» **SOURCE EXCERPT**
* Start *
The high court had held in 2014 that certain computer techniques based on abstract ideas are patent-ineligible. Alice Corp. Pty. Ltd. v. CLS Bank International, 134 U.S. 2347 (2014)

Mehta's task was to apply the opinion's broad holding to defend her clients, a group of major video game companies accused of infringing patents directed to lip synchronization in animation. Applying Alice, she briefed and argued a winning motion for judgment as a matter of law invalidating the patents before U.S. District Judge George H. Wu of Los Angeles. The plaintiffs' Federal Circuit appeal is pending.

Experts have described the matter as a key intellectual property case to watch and a bellwether on the issue of software patent eligibility. McRO Inc. v. Namco Bandai Games America Inc., 12-10322 (C.D. Cal., filed Dec. 4, 2012)

"What's interesting about this area of law is that the Supreme Court gives guidance in a generalized way," Mehta said. "We get to litigate cases that narrow the standards and put more finite boundaries around how district courts should interpret what the Supreme Court has said."

Mehta is lead counsel for Microsoft Corp. and Electronic Arts Inc. in a patent infringement matter involving Microsoft's Kinect motion sensing technology. She developed and argued a winning motion for summary judgment of noninfringement for her clients on 14 of 15 asserted claims and seven asserted patents. That 2015 ruling ended four years of litigation in which the plaintiffs sought tens of millions of dollars in alleged damages. Mehta is principal counsel for Microsoft on the pending appeal. Impulse Technology Ltd. v. Microsoft Corp., 11-586 (D. Del., filed July 1, 2011)
* End *
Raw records
* Start *
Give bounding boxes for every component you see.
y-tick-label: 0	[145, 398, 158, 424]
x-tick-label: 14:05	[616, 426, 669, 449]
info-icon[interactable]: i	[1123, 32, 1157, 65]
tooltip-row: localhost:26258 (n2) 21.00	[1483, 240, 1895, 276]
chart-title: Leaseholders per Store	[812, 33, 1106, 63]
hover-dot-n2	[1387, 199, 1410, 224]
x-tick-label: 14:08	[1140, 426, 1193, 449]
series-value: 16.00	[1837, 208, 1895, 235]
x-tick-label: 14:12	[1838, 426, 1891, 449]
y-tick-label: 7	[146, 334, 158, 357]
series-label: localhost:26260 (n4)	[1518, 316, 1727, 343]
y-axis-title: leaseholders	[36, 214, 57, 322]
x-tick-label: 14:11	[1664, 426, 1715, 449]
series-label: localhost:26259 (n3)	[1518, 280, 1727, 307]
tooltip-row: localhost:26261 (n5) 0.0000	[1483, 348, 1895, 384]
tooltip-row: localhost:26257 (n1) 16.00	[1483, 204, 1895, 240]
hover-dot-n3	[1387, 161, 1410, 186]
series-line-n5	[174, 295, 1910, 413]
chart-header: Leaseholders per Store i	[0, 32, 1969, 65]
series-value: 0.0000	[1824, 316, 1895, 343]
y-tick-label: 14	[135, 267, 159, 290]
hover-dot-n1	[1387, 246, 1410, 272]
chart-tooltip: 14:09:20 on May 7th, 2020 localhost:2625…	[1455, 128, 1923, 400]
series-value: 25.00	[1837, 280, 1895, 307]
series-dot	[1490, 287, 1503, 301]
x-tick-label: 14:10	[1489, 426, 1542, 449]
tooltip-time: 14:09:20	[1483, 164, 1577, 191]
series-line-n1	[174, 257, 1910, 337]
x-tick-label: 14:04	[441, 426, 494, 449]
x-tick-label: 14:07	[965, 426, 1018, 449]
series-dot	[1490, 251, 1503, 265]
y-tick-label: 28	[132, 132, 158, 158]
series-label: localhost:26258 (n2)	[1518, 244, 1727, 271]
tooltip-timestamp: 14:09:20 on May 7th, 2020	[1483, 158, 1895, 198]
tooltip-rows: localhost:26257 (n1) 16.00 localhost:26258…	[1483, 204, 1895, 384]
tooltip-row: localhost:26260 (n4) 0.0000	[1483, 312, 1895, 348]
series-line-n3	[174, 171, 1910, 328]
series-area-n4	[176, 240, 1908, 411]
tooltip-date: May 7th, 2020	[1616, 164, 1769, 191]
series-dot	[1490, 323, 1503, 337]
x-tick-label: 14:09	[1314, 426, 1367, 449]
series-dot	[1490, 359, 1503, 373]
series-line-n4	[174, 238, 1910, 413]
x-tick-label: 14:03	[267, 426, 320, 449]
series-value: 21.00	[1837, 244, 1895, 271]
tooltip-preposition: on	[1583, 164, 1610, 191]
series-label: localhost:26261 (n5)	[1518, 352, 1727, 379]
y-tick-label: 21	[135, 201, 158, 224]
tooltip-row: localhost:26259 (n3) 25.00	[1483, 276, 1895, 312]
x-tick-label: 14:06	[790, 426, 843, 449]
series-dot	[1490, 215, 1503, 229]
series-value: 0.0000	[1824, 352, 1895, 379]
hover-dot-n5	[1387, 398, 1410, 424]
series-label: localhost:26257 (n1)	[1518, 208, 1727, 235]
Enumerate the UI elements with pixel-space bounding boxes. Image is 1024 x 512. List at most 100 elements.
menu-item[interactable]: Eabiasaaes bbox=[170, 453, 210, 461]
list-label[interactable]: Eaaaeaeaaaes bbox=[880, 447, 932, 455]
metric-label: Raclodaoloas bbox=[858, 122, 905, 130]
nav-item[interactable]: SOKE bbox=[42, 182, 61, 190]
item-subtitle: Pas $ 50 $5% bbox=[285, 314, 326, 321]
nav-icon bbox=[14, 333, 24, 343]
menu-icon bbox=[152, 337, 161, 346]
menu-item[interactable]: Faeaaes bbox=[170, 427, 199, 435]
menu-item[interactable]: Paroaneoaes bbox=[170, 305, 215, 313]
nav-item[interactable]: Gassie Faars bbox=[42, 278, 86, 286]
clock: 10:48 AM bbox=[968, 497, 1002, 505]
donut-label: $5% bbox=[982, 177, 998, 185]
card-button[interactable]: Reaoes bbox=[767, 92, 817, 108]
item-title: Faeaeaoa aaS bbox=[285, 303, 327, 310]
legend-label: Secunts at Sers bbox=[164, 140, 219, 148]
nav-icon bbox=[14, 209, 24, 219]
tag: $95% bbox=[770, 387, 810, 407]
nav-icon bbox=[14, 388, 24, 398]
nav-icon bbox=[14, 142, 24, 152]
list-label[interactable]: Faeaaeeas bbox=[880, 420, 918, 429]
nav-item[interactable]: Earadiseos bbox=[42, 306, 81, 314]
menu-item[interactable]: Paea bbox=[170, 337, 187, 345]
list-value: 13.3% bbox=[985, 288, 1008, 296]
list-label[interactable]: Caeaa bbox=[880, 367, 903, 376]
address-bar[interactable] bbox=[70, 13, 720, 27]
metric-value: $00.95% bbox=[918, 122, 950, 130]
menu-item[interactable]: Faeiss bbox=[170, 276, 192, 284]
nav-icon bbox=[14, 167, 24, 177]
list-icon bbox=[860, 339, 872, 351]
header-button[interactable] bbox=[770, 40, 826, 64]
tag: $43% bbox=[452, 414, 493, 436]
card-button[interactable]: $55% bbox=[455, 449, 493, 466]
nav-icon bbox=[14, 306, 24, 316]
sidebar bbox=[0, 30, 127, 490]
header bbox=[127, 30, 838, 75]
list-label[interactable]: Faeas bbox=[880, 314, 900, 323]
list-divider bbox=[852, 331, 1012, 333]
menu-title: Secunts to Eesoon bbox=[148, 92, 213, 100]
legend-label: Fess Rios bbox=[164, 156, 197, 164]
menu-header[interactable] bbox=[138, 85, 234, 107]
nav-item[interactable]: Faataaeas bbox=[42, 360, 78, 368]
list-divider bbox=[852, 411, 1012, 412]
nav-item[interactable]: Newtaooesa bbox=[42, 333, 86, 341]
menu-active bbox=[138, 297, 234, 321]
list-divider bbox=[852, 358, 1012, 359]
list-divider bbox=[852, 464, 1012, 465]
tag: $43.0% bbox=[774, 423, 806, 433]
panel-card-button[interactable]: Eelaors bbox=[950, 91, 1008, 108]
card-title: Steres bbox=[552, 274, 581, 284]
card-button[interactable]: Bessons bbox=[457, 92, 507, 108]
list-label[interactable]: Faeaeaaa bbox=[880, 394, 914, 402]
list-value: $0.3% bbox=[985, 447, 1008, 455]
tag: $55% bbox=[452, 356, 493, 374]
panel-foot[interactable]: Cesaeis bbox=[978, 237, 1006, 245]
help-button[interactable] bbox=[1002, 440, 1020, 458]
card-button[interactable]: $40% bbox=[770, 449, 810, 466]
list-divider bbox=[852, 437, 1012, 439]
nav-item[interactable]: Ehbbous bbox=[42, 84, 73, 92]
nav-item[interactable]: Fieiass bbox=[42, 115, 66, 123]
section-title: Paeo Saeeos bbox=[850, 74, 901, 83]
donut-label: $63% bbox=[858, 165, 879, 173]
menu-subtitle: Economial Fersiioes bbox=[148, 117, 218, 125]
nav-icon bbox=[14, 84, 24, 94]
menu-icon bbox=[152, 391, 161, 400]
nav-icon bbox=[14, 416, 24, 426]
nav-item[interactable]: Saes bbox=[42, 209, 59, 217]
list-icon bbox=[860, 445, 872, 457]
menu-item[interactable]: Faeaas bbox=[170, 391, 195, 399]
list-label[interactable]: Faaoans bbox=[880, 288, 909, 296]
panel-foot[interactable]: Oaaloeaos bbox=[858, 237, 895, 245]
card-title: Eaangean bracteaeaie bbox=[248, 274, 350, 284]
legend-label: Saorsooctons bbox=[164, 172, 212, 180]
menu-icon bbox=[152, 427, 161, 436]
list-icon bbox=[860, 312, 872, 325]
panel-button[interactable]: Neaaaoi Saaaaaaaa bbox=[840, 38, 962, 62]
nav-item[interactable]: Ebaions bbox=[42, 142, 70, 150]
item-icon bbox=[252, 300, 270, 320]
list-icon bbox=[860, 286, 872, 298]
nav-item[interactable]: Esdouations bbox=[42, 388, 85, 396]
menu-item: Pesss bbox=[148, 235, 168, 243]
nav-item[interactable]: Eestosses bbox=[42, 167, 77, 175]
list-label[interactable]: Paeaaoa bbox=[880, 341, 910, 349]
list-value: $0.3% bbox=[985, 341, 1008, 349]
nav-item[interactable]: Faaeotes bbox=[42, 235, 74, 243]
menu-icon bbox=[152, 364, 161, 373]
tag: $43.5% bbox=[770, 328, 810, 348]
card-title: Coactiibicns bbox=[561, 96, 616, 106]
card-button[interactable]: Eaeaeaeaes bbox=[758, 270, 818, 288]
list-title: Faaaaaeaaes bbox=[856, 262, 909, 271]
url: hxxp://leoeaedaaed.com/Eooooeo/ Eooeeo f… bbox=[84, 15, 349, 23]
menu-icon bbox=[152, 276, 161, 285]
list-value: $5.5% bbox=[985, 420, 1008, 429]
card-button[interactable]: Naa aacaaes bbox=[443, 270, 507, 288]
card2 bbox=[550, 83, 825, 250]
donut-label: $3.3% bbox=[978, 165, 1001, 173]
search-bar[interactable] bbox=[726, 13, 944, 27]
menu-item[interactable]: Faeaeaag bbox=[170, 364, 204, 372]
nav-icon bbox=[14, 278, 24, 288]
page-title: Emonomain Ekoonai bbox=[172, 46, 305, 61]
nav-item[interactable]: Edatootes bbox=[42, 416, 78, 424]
* End *
» **EXERCISE INSTRUCTIONS**
1. According to the excerpt on Mehta's patent litigation, which judge heard the motion that invalidated the lip synchronization patents?
2. Extend the excerpt on Mehta's patent litigation, picking up after its final sentence.

» **ANSWERS TO THE PROBLEMS**
1. U.S. District Judge George H. Wu of Los Angeles.

2.
"This one involved a lot of thinking and strategizing at the beginning and execution at the end to explain to the court why we believed we did not infringe," she said.

Mehta teaches patent litigation each spring at UC Berkeley School of Law, her alma mater. She has presented programs on patent litigation at the Federal Judicial Center. She serves on the board of directors of the Federal Circuit Bar Association.

"I love what I do, and there are a lot of becauses," she said. "I'm surrounded by really smart colleagues, clients and even the vast majority of opposing counsel. We all really dig in and try to get to the heart of issues."